Rewrite the data from its first line through the line containing "Point [181,196,204,211]", both included, as a Markdown table with the columns Row and Line. Give each line a row number and omit any blank lines.
[start of Material provided]
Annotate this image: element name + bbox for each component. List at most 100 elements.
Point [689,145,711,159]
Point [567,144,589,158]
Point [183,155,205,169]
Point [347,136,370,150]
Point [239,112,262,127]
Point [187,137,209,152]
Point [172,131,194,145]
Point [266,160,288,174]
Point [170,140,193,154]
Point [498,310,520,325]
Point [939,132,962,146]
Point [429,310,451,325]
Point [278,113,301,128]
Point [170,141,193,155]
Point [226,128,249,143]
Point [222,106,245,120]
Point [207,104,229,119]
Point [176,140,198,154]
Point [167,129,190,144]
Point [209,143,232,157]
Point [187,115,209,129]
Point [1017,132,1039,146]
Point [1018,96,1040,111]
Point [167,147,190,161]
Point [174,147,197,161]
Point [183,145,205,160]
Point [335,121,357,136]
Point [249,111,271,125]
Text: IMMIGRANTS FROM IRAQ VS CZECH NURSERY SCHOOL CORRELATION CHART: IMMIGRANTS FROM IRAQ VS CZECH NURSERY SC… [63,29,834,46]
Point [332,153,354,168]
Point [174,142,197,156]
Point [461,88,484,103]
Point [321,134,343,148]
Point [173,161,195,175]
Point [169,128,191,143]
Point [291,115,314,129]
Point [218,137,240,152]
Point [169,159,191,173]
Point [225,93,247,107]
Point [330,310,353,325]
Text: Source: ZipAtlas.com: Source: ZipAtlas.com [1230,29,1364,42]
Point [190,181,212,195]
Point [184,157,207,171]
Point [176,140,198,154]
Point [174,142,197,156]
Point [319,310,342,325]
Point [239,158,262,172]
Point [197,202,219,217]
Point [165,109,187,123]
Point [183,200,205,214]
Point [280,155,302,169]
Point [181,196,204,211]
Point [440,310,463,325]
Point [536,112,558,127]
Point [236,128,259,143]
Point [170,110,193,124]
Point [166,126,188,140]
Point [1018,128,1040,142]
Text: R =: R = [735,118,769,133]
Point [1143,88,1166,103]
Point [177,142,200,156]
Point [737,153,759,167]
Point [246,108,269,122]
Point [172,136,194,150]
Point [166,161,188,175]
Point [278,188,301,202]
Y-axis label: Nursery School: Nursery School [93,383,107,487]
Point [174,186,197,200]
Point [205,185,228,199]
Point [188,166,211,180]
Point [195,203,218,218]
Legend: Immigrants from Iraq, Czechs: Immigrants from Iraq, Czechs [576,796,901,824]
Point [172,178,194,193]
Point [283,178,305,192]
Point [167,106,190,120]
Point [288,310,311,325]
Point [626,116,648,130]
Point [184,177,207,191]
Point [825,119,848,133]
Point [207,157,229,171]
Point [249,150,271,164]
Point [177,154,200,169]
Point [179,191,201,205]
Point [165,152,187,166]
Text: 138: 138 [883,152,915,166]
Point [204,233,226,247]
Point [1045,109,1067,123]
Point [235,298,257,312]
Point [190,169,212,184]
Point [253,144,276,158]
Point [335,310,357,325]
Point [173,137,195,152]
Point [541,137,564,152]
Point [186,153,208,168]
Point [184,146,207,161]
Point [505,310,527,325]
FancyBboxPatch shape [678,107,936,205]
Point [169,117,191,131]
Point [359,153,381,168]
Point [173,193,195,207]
[end of Material provided]
### Response
| Row | Line |
|---|---|
| 1 | Annotate this image: element name + bbox for each component. List at most 100 elements. |
| 2 | Point [689,145,711,159] |
| 3 | Point [567,144,589,158] |
| 4 | Point [183,155,205,169] |
| 5 | Point [347,136,370,150] |
| 6 | Point [239,112,262,127] |
| 7 | Point [187,137,209,152] |
| 8 | Point [172,131,194,145] |
| 9 | Point [266,160,288,174] |
| 10 | Point [170,140,193,154] |
| 11 | Point [498,310,520,325] |
| 12 | Point [939,132,962,146] |
| 13 | Point [429,310,451,325] |
| 14 | Point [278,113,301,128] |
| 15 | Point [170,141,193,155] |
| 16 | Point [226,128,249,143] |
| 17 | Point [222,106,245,120] |
| 18 | Point [207,104,229,119] |
| 19 | Point [176,140,198,154] |
| 20 | Point [167,129,190,144] |
| 21 | Point [209,143,232,157] |
| 22 | Point [187,115,209,129] |
| 23 | Point [1017,132,1039,146] |
| 24 | Point [1018,96,1040,111] |
| 25 | Point [167,147,190,161] |
| 26 | Point [174,147,197,161] |
| 27 | Point [183,145,205,160] |
| 28 | Point [335,121,357,136] |
| 29 | Point [249,111,271,125] |
| 30 | Text: IMMIGRANTS FROM IRAQ VS CZECH NURSERY SCHOOL CORRELATION CHART: IMMIGRANTS FROM IRAQ VS CZECH NURSERY SC… [63,29,834,46] |
| 31 | Point [332,153,354,168] |
| 32 | Point [174,142,197,156] |
| 33 | Point [461,88,484,103] |
| 34 | Point [321,134,343,148] |
| 35 | Point [173,161,195,175] |
| 36 | Point [169,128,191,143] |
| 37 | Point [291,115,314,129] |
| 38 | Point [218,137,240,152] |
| 39 | Point [169,159,191,173] |
| 40 | Point [225,93,247,107] |
| 41 | Point [330,310,353,325] |
| 42 | Text: Source: ZipAtlas.com: Source: ZipAtlas.com [1230,29,1364,42] |
| 43 | Point [190,181,212,195] |
| 44 | Point [184,157,207,171] |
| 45 | Point [176,140,198,154] |
| 46 | Point [174,142,197,156] |
| 47 | Point [319,310,342,325] |
| 48 | Point [239,158,262,172] |
| 49 | Point [197,202,219,217] |
| 50 | Point [165,109,187,123] |
| 51 | Point [183,200,205,214] |
| 52 | Point [280,155,302,169] |
| 53 | Point [181,196,204,211] |